---------- THE INPUT

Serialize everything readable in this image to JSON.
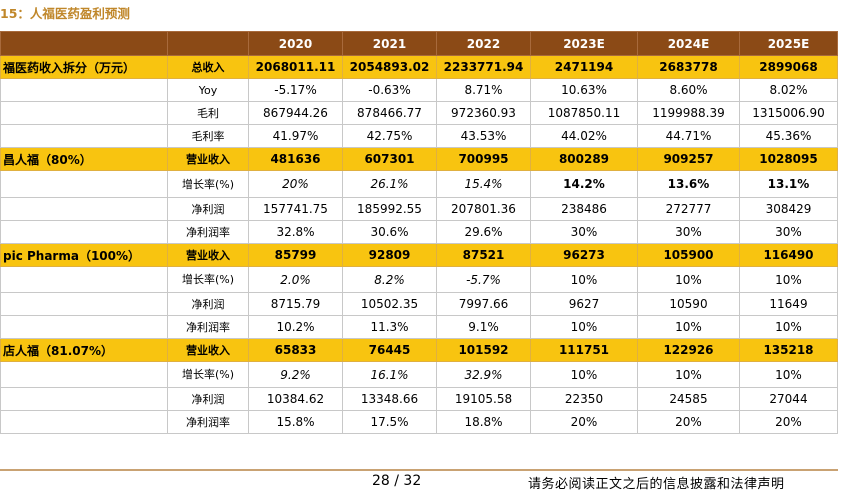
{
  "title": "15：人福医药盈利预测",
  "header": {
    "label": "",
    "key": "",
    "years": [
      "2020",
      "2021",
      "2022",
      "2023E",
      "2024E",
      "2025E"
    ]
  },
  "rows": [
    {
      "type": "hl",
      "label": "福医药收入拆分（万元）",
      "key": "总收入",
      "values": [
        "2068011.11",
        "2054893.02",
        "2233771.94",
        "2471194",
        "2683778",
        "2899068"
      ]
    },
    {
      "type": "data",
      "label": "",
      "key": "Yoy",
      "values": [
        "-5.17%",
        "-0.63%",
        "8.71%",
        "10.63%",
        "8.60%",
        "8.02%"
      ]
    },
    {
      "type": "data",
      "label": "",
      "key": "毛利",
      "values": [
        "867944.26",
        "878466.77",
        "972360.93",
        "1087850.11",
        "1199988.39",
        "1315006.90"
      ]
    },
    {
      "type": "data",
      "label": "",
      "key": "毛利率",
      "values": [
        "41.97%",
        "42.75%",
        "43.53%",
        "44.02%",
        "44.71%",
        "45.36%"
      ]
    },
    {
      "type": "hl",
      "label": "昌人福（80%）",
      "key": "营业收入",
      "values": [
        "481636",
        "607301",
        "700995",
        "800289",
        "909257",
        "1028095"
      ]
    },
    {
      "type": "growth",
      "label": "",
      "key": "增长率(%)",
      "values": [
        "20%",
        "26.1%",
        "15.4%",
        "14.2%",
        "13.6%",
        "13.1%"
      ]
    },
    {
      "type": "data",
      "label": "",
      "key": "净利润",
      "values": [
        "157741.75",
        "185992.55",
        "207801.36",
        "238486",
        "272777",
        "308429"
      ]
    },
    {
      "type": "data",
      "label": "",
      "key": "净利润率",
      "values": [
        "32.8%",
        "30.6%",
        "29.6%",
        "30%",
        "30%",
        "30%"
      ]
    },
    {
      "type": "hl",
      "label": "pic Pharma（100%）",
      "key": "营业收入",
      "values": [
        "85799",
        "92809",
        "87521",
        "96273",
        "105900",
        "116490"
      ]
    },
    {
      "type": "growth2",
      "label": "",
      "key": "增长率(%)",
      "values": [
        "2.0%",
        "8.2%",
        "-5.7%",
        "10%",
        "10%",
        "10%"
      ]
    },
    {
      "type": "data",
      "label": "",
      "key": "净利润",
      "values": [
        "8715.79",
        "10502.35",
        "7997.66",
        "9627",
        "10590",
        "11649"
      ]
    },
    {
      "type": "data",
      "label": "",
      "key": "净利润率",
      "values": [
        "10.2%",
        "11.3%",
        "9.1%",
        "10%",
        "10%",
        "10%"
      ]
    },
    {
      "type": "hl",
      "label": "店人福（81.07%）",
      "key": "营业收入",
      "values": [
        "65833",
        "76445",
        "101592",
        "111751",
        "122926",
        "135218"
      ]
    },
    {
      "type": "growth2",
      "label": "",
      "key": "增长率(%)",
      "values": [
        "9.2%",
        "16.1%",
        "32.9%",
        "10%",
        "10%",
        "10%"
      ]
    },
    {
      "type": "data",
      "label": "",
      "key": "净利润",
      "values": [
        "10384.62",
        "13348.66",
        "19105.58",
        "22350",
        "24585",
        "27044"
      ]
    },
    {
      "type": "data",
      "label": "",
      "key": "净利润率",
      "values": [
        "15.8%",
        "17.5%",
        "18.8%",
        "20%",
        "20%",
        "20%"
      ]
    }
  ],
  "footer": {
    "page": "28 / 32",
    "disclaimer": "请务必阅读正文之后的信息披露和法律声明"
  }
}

--------------------

## PROBLEM STATEMENT
Every line above should be returned exactly; the pictures stay out.

## FULL OUTPUT
Serialize everything readable in this image to JSON.
{
  "title": "15：人福医药盈利预测",
  "header": {
    "label": "",
    "key": "",
    "years": [
      "2020",
      "2021",
      "2022",
      "2023E",
      "2024E",
      "2025E"
    ]
  },
  "rows": [
    {
      "type": "hl",
      "label": "福医药收入拆分（万元）",
      "key": "总收入",
      "values": [
        "2068011.11",
        "2054893.02",
        "2233771.94",
        "2471194",
        "2683778",
        "2899068"
      ]
    },
    {
      "type": "data",
      "label": "",
      "key": "Yoy",
      "values": [
        "-5.17%",
        "-0.63%",
        "8.71%",
        "10.63%",
        "8.60%",
        "8.02%"
      ]
    },
    {
      "type": "data",
      "label": "",
      "key": "毛利",
      "values": [
        "867944.26",
        "878466.77",
        "972360.93",
        "1087850.11",
        "1199988.39",
        "1315006.90"
      ]
    },
    {
      "type": "data",
      "label": "",
      "key": "毛利率",
      "values": [
        "41.97%",
        "42.75%",
        "43.53%",
        "44.02%",
        "44.71%",
        "45.36%"
      ]
    },
    {
      "type": "hl",
      "label": "昌人福（80%）",
      "key": "营业收入",
      "values": [
        "481636",
        "607301",
        "700995",
        "800289",
        "909257",
        "1028095"
      ]
    },
    {
      "type": "growth",
      "label": "",
      "key": "增长率(%)",
      "values": [
        "20%",
        "26.1%",
        "15.4%",
        "14.2%",
        "13.6%",
        "13.1%"
      ]
    },
    {
      "type": "data",
      "label": "",
      "key": "净利润",
      "values": [
        "157741.75",
        "185992.55",
        "207801.36",
        "238486",
        "272777",
        "308429"
      ]
    },
    {
      "type": "data",
      "label": "",
      "key": "净利润率",
      "values": [
        "32.8%",
        "30.6%",
        "29.6%",
        "30%",
        "30%",
        "30%"
      ]
    },
    {
      "type": "hl",
      "label": "pic Pharma（100%）",
      "key": "营业收入",
      "values": [
        "85799",
        "92809",
        "87521",
        "96273",
        "105900",
        "116490"
      ]
    },
    {
      "type": "growth2",
      "label": "",
      "key": "增长率(%)",
      "values": [
        "2.0%",
        "8.2%",
        "-5.7%",
        "10%",
        "10%",
        "10%"
      ]
    },
    {
      "type": "data",
      "label": "",
      "key": "净利润",
      "values": [
        "8715.79",
        "10502.35",
        "7997.66",
        "9627",
        "10590",
        "11649"
      ]
    },
    {
      "type": "data",
      "label": "",
      "key": "净利润率",
      "values": [
        "10.2%",
        "11.3%",
        "9.1%",
        "10%",
        "10%",
        "10%"
      ]
    },
    {
      "type": "hl",
      "label": "店人福（81.07%）",
      "key": "营业收入",
      "values": [
        "65833",
        "76445",
        "101592",
        "111751",
        "122926",
        "135218"
      ]
    },
    {
      "type": "growth2",
      "label": "",
      "key": "增长率(%)",
      "values": [
        "9.2%",
        "16.1%",
        "32.9%",
        "10%",
        "10%",
        "10%"
      ]
    },
    {
      "type": "data",
      "label": "",
      "key": "净利润",
      "values": [
        "10384.62",
        "13348.66",
        "19105.58",
        "22350",
        "24585",
        "27044"
      ]
    },
    {
      "type": "data",
      "label": "",
      "key": "净利润率",
      "values": [
        "15.8%",
        "17.5%",
        "18.8%",
        "20%",
        "20%",
        "20%"
      ]
    }
  ],
  "footer": {
    "page": "28 / 32",
    "disclaimer": "请务必阅读正文之后的信息披露和法律声明"
  }
}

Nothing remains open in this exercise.